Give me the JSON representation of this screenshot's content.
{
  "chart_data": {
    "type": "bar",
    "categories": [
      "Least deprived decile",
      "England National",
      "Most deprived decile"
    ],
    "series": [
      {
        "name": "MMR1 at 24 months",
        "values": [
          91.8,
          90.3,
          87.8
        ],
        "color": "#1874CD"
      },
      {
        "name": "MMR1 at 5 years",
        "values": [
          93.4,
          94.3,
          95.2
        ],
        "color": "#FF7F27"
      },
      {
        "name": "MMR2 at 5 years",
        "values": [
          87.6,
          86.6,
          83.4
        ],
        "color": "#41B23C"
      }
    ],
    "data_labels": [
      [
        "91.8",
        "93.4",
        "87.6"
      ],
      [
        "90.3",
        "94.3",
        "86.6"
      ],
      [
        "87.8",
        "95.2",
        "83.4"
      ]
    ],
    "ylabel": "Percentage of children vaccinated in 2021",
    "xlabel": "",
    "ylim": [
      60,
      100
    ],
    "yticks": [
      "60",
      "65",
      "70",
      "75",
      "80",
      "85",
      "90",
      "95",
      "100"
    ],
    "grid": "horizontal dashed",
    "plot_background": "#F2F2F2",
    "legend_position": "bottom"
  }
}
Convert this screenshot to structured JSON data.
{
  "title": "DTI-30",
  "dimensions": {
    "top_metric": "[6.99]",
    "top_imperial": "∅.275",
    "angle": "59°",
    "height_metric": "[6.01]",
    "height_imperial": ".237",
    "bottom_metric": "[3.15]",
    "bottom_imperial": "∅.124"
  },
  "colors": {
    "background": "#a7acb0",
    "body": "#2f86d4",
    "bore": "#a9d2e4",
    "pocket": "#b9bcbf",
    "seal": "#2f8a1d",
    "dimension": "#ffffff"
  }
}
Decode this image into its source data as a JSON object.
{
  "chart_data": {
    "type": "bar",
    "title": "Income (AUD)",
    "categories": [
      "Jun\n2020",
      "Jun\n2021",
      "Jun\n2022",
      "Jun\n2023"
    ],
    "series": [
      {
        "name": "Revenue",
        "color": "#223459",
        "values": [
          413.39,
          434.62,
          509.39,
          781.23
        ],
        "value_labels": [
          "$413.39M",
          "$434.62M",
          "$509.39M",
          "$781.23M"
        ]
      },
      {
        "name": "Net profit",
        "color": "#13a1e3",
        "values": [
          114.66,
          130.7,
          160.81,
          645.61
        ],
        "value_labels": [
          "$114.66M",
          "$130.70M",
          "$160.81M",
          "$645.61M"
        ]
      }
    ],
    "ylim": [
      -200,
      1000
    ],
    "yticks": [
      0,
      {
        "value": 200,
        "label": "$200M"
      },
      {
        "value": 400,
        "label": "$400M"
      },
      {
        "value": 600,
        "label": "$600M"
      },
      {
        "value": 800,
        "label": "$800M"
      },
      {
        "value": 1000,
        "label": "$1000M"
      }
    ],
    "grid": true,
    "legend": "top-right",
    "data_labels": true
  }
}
* * * *
-- Required task --
Extract the complete listing above, reproducing each line exactly.

-- Task solution --
Give me the JSON representation of this screenshot's content.
{
  "chart_data": {
    "type": "bar",
    "categories": [
      "Least deprived decile",
      "England National",
      "Most deprived decile"
    ],
    "series": [
      {
        "name": "MMR1 at 24 months",
        "values": [
          91.8,
          90.3,
          87.8
        ],
        "color": "#1874CD"
      },
      {
        "name": "MMR1 at 5 years",
        "values": [
          93.4,
          94.3,
          95.2
        ],
        "color": "#FF7F27"
      },
      {
        "name": "MMR2 at 5 years",
        "values": [
          87.6,
          86.6,
          83.4
        ],
        "color": "#41B23C"
      }
    ],
    "data_labels": [
      [
        "91.8",
        "93.4",
        "87.6"
      ],
      [
        "90.3",
        "94.3",
        "86.6"
      ],
      [
        "87.8",
        "95.2",
        "83.4"
      ]
    ],
    "ylabel": "Percentage of children vaccinated in 2021",
    "xlabel": "",
    "ylim": [
      60,
      100
    ],
    "yticks": [
      "60",
      "65",
      "70",
      "75",
      "80",
      "85",
      "90",
      "95",
      "100"
    ],
    "grid": "horizontal dashed",
    "plot_background": "#F2F2F2",
    "legend_position": "bottom"
  }
}
Convert this screenshot to structured JSON data.
{
  "title": "DTI-30",
  "dimensions": {
    "top_metric": "[6.99]",
    "top_imperial": "∅.275",
    "angle": "59°",
    "height_metric": "[6.01]",
    "height_imperial": ".237",
    "bottom_metric": "[3.15]",
    "bottom_imperial": "∅.124"
  },
  "colors": {
    "background": "#a7acb0",
    "body": "#2f86d4",
    "bore": "#a9d2e4",
    "pocket": "#b9bcbf",
    "seal": "#2f8a1d",
    "dimension": "#ffffff"
  }
}
Decode this image into its source data as a JSON object.
{
  "chart_data": {
    "type": "bar",
    "title": "Income (AUD)",
    "categories": [
      "Jun\n2020",
      "Jun\n2021",
      "Jun\n2022",
      "Jun\n2023"
    ],
    "series": [
      {
        "name": "Revenue",
        "color": "#223459",
        "values": [
          413.39,
          434.62,
          509.39,
          781.23
        ],
        "value_labels": [
          "$413.39M",
          "$434.62M",
          "$509.39M",
          "$781.23M"
        ]
      },
      {
        "name": "Net profit",
        "color": "#13a1e3",
        "values": [
          114.66,
          130.7,
          160.81,
          645.61
        ],
        "value_labels": [
          "$114.66M",
          "$130.70M",
          "$160.81M",
          "$645.61M"
        ]
      }
    ],
    "ylim": [
      -200,
      1000
    ],
    "yticks": [
      0,
      {
        "value": 200,
        "label": "$200M"
      },
      {
        "value": 400,
        "label": "$400M"
      },
      {
        "value": 600,
        "label": "$600M"
      },
      {
        "value": 800,
        "label": "$800M"
      },
      {
        "value": 1000,
        "label": "$1000M"
      }
    ],
    "grid": true,
    "legend": "top-right",
    "data_labels": true
  }
}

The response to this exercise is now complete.